Task to carry out —
Within the records below, find each line that holds the string "xlabel", then copy it.

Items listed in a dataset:
--- BEGIN ---

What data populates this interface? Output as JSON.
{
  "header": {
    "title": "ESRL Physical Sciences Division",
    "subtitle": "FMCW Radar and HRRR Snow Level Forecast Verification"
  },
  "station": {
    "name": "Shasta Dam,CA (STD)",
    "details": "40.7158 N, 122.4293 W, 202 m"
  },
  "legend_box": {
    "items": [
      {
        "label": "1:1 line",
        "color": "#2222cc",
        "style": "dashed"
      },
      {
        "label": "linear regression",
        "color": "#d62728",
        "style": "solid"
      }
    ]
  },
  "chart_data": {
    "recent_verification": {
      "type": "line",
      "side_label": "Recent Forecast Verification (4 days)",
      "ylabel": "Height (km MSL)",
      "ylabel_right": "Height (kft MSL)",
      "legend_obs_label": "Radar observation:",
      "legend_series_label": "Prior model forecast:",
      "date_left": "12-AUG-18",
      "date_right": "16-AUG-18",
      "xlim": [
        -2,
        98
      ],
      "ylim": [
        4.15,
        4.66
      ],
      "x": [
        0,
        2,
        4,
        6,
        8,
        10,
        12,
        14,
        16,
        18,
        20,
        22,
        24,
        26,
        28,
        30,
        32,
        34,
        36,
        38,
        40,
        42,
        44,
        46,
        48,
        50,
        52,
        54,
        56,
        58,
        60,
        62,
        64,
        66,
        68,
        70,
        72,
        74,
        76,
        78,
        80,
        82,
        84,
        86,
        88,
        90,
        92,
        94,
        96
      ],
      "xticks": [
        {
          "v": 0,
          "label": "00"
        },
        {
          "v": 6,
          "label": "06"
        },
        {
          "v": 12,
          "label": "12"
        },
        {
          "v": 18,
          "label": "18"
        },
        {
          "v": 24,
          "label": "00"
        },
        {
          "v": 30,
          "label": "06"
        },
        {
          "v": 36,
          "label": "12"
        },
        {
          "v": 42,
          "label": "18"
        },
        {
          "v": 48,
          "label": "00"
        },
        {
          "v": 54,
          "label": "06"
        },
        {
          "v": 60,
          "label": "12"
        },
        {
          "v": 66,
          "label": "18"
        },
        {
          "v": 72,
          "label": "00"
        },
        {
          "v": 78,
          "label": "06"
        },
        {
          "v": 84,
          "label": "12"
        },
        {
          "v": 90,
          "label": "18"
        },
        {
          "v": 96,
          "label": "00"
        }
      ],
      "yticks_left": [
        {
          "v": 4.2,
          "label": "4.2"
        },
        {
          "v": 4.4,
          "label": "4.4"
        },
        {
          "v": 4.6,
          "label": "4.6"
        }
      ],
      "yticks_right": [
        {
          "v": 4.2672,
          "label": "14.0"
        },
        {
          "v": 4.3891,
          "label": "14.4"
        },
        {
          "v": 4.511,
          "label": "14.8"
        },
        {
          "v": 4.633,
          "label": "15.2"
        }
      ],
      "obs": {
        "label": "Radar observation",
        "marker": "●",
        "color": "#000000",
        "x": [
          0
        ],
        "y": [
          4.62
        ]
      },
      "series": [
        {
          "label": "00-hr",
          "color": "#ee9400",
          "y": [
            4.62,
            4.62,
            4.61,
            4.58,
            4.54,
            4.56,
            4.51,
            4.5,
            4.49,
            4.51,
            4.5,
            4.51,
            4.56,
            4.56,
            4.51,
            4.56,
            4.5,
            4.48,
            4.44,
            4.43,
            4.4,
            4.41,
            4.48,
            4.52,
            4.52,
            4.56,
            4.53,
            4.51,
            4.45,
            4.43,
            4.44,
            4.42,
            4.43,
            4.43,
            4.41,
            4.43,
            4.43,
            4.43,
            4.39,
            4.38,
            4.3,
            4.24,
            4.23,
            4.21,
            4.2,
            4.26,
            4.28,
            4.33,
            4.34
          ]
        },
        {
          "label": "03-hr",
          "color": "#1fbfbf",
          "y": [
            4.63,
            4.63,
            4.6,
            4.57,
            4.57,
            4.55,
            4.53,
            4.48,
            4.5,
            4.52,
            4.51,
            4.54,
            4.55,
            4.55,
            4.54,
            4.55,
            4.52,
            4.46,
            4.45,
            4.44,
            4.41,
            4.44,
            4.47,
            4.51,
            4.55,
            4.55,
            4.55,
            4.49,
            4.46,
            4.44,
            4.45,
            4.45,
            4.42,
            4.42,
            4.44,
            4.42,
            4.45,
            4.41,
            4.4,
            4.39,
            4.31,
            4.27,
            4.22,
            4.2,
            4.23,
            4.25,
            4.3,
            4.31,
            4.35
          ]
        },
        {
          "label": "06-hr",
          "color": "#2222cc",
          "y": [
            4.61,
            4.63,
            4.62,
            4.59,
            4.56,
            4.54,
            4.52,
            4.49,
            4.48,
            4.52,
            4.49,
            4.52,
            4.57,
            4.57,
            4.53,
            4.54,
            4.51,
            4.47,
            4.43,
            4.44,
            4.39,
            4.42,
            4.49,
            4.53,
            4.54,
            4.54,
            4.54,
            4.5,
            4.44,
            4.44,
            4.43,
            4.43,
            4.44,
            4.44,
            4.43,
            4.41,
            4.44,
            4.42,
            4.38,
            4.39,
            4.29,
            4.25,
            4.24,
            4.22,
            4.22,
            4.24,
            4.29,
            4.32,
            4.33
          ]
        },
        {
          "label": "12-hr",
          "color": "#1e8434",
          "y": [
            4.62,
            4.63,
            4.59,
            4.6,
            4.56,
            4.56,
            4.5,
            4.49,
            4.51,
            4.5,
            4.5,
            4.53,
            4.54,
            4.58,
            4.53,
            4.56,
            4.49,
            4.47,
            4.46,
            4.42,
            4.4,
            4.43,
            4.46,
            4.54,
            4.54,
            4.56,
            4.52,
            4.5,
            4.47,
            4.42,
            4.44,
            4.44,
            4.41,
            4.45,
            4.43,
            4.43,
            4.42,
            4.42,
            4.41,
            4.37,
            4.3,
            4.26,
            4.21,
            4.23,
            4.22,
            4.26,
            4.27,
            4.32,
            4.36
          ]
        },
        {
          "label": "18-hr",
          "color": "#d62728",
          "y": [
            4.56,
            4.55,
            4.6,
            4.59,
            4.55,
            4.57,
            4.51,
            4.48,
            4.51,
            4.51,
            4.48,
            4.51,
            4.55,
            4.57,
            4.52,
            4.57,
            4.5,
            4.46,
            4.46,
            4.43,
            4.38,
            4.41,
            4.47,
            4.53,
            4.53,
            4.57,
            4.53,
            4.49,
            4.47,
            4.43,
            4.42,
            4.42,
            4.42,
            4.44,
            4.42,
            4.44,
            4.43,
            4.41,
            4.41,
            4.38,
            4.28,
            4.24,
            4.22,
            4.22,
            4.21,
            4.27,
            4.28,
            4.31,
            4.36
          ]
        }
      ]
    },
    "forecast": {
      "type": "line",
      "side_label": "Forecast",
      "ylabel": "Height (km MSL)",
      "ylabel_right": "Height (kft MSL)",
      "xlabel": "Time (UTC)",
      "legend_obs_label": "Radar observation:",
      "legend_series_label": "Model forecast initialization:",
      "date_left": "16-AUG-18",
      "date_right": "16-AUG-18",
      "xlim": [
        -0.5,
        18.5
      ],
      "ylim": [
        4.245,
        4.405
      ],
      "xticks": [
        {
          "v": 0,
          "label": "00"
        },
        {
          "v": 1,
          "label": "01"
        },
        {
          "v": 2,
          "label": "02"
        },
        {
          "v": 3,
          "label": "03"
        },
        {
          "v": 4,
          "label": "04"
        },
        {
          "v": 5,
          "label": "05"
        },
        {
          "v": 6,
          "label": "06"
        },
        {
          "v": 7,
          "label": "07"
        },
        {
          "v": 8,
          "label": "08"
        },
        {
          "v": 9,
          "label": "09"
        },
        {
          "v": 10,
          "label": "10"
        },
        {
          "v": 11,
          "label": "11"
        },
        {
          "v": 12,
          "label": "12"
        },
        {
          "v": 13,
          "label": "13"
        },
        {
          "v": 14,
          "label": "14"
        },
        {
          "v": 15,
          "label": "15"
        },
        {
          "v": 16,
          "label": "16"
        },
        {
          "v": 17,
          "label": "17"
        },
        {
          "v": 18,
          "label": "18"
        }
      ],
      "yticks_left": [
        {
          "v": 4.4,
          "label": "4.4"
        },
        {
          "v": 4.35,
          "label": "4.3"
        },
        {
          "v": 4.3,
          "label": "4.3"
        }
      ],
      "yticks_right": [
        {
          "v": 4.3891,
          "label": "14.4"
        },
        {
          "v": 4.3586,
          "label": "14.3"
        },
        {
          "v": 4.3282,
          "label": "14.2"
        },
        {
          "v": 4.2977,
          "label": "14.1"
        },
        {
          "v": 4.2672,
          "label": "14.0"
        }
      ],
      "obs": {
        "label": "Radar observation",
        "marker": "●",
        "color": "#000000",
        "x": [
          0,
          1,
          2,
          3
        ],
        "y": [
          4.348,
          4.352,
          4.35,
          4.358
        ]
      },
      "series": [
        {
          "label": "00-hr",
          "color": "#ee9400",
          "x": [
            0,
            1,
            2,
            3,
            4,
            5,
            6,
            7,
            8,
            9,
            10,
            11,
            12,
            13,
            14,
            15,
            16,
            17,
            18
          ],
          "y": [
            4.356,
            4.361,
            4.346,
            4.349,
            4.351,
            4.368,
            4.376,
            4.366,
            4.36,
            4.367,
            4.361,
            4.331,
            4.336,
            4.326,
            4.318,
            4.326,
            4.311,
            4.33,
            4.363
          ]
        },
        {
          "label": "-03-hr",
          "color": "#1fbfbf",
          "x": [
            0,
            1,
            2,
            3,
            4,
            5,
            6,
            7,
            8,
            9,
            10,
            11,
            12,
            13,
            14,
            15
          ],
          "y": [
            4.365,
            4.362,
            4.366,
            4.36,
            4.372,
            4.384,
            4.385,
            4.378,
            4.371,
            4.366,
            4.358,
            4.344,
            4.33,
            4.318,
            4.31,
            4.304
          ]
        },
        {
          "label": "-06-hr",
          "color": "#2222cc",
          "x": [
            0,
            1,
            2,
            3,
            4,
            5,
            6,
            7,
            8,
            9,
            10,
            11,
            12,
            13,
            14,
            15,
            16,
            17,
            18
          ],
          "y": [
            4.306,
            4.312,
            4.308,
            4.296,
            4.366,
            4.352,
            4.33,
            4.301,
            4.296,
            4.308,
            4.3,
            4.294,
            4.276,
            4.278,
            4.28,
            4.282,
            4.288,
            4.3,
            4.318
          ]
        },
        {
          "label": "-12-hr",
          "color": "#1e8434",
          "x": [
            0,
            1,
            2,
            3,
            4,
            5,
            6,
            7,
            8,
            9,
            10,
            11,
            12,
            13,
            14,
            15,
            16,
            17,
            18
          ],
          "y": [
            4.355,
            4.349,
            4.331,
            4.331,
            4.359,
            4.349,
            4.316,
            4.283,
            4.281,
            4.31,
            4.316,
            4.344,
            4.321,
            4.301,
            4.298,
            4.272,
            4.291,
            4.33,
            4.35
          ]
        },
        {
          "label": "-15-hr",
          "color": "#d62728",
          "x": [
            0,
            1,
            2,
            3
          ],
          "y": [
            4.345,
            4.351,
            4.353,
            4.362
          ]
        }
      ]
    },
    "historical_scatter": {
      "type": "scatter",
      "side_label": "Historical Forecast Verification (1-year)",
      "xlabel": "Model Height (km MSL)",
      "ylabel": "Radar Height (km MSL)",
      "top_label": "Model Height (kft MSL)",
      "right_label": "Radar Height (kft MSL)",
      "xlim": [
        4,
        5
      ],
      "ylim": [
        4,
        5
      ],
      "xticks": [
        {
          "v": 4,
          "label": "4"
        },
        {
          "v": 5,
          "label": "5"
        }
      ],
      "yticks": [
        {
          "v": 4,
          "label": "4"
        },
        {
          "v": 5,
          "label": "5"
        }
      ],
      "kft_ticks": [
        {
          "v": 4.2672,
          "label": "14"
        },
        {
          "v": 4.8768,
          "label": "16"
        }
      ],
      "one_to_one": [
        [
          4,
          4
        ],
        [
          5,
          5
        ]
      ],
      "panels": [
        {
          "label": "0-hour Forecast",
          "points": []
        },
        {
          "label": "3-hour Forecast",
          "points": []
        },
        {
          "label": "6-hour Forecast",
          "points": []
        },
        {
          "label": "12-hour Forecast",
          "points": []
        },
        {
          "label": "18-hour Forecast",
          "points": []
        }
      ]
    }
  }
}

--- END ---

Result of this task —
      "xlabel": "Time (UTC)",
      "xlabel": "Model Height (km MSL)",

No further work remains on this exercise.